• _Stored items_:

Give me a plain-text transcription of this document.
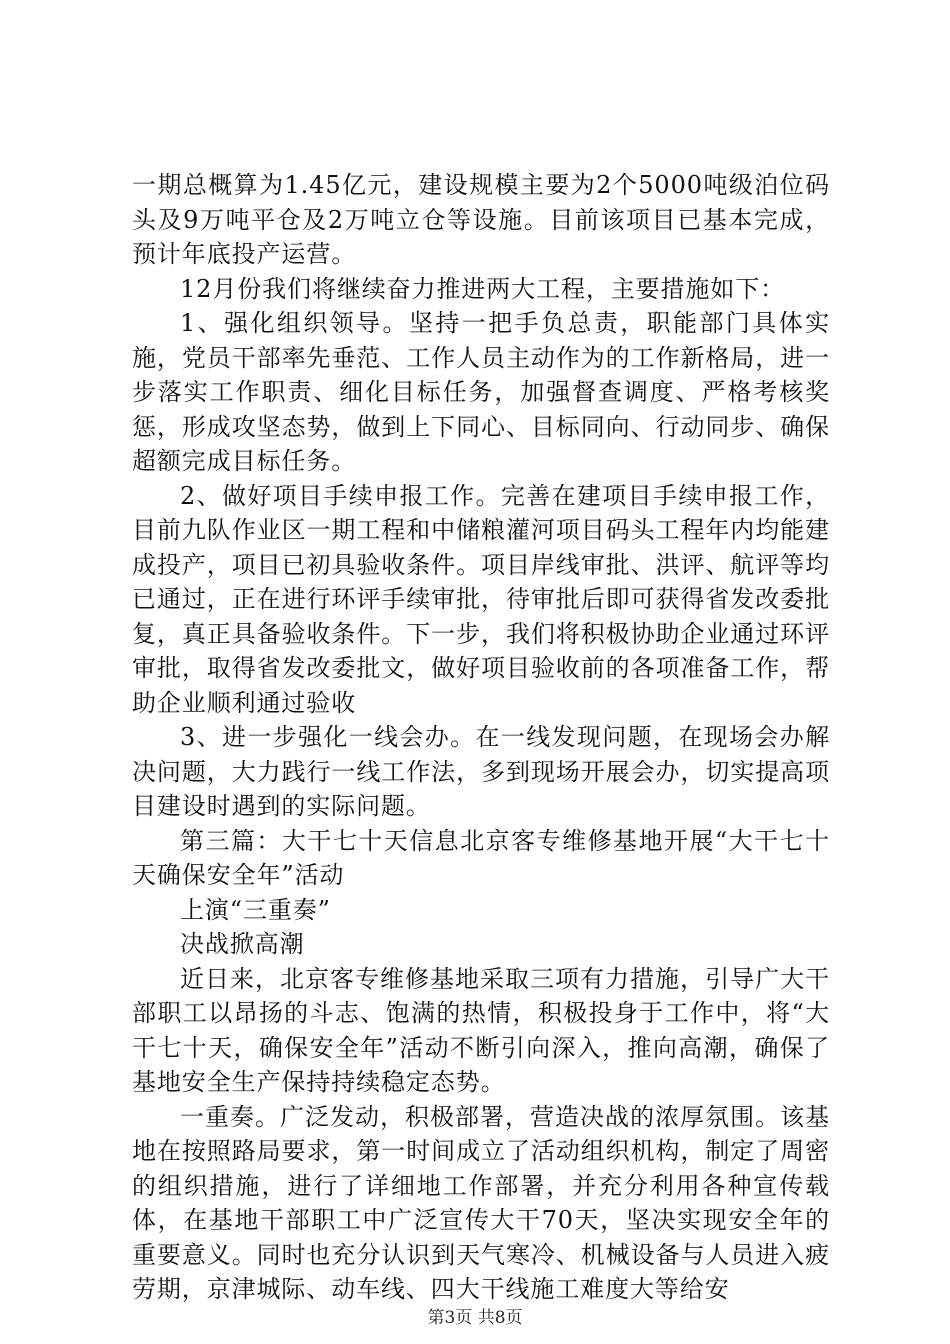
一期总概算为1.45亿元，建设规模主要为2个5000吨级泊位码头及9万吨平仓及2万吨立仓等设施。目前该项目已基本完成，预计年底投产运营。

12月份我们将继续奋力推进两大工程，主要措施如下：

1、强化组织领导。坚持一把手负总责，职能部门具体实施，党员干部率先垂范、工作人员主动作为的工作新格局，进一步落实工作职责、细化目标任务，加强督查调度、严格考核奖惩，形成攻坚态势，做到上下同心、目标同向、行动同步、确保超额完成目标任务。

2、做好项目手续申报工作。完善在建项目手续申报工作，目前九队作业区一期工程和中储粮灌河项目码头工程年内均能建成投产，项目已初具验收条件。项目岸线审批、洪评、航评等均已通过，正在进行环评手续审批，待审批后即可获得省发改委批复，真正具备验收条件。下一步，我们将积极协助企业通过环评审批，取得省发改委批文，做好项目验收前的各项准备工作，帮助企业顺利通过验收

3、进一步强化一线会办。在一线发现问题，在现场会办解决问题，大力践行一线工作法，多到现场开展会办，切实提高项目建设时遇到的实际问题。

第三篇：大干七十天信息北京客专维修基地开展“大干七十天确保安全年”活动

上演“三重奏”

决战掀高潮

近日来，北京客专维修基地采取三项有力措施，引导广大干部职工以昂扬的斗志、饱满的热情，积极投身于工作中，将“大干七十天，确保安全年”活动不断引向深入，推向高潮，确保了基地安全生产保持持续稳定态势。

一重奏。广泛发动，积极部署，营造决战的浓厚氛围。该基地在按照路局要求，第一时间成立了活动组织机构，制定了周密的组织措施，进行了详细地工作部署，并充分利用各种宣传载体，在基地干部职工中广泛宣传大干70天，坚决实现安全年的重要意义。同时也充分认识到天气寒冷、机械设备与人员进入疲劳期，京津城际、动车线、四大干线施工难度大等给安

第3页 共8页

• _What is expected_: Write out again every line above exactly as given; the pictures do not belong in the copy.

• _Problem solution_:
Give me a plain-text transcription of this document.
一期总概算为1.45亿元，建设规模主要为2个5000吨级泊位码头及9万吨平仓及2万吨立仓等设施。目前该项目已基本完成，预计年底投产运营。

12月份我们将继续奋力推进两大工程，主要措施如下：

1、强化组织领导。坚持一把手负总责，职能部门具体实施，党员干部率先垂范、工作人员主动作为的工作新格局，进一步落实工作职责、细化目标任务，加强督查调度、严格考核奖惩，形成攻坚态势，做到上下同心、目标同向、行动同步、确保超额完成目标任务。

2、做好项目手续申报工作。完善在建项目手续申报工作，目前九队作业区一期工程和中储粮灌河项目码头工程年内均能建成投产，项目已初具验收条件。项目岸线审批、洪评、航评等均已通过，正在进行环评手续审批，待审批后即可获得省发改委批复，真正具备验收条件。下一步，我们将积极协助企业通过环评审批，取得省发改委批文，做好项目验收前的各项准备工作，帮助企业顺利通过验收

3、进一步强化一线会办。在一线发现问题，在现场会办解决问题，大力践行一线工作法，多到现场开展会办，切实提高项目建设时遇到的实际问题。

第三篇：大干七十天信息北京客专维修基地开展“大干七十天确保安全年”活动

上演“三重奏”

决战掀高潮

近日来，北京客专维修基地采取三项有力措施，引导广大干部职工以昂扬的斗志、饱满的热情，积极投身于工作中，将“大干七十天，确保安全年”活动不断引向深入，推向高潮，确保了基地安全生产保持持续稳定态势。

一重奏。广泛发动，积极部署，营造决战的浓厚氛围。该基地在按照路局要求，第一时间成立了活动组织机构，制定了周密的组织措施，进行了详细地工作部署，并充分利用各种宣传载体，在基地干部职工中广泛宣传大干70天，坚决实现安全年的重要意义。同时也充分认识到天气寒冷、机械设备与人员进入疲劳期，京津城际、动车线、四大干线施工难度大等给安

第3页 共8页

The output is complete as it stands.